SUPPLIED MATERIAL:
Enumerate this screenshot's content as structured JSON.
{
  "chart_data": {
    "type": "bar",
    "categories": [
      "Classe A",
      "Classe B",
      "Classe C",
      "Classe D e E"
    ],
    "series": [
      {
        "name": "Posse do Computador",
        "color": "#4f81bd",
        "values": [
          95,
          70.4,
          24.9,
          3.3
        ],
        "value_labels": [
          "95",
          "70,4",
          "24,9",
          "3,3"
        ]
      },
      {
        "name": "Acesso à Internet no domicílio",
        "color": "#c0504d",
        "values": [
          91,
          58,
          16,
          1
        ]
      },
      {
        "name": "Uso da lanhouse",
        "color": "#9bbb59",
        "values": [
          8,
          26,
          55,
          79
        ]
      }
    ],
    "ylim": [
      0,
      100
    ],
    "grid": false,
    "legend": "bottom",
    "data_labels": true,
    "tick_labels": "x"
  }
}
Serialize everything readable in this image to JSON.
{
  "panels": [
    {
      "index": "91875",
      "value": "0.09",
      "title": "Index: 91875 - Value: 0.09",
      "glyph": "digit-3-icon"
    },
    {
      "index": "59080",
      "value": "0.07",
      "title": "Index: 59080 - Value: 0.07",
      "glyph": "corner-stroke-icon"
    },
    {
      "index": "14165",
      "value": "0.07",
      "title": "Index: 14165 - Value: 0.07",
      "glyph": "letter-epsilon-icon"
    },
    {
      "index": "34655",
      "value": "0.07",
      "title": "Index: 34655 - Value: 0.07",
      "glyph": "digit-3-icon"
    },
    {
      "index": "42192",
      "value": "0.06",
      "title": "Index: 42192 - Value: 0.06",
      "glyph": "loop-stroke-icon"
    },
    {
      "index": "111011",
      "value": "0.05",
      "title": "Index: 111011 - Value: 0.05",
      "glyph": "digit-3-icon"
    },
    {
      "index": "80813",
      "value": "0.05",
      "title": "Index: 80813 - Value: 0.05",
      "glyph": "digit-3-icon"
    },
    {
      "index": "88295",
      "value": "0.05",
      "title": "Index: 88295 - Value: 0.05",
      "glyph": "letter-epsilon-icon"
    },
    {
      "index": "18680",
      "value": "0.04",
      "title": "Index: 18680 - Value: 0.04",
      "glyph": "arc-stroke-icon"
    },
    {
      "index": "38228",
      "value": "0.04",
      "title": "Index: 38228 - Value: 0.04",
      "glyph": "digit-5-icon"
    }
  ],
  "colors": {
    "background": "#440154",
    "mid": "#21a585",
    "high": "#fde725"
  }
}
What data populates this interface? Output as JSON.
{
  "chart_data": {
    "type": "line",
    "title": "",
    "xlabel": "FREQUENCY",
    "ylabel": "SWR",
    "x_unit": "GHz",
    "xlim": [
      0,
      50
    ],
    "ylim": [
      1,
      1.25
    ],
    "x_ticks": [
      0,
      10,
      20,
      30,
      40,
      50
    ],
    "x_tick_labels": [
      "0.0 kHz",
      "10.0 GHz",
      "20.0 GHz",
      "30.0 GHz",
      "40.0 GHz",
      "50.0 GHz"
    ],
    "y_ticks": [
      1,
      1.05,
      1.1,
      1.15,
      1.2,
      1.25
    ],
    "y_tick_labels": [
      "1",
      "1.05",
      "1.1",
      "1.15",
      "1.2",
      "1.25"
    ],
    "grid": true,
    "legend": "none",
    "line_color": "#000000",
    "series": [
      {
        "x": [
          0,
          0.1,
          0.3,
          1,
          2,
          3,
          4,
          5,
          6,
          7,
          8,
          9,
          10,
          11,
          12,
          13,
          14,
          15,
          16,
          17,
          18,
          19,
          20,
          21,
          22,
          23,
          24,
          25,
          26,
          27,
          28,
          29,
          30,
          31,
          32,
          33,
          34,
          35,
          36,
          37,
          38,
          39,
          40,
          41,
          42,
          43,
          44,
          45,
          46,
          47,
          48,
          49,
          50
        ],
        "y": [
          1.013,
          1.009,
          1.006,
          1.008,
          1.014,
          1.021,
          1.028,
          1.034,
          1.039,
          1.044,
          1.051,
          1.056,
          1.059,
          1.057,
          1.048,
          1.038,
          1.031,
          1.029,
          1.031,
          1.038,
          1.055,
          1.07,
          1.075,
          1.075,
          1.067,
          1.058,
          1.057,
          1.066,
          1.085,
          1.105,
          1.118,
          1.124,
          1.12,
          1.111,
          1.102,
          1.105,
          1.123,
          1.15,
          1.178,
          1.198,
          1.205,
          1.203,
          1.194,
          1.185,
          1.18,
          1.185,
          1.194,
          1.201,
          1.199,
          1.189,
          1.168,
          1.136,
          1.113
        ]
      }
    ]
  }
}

EXERCISE DIRECTIONS: Say how many lines in the entries contain the string "Classe", and say nothing else.

REPLY TO THE TASK: 4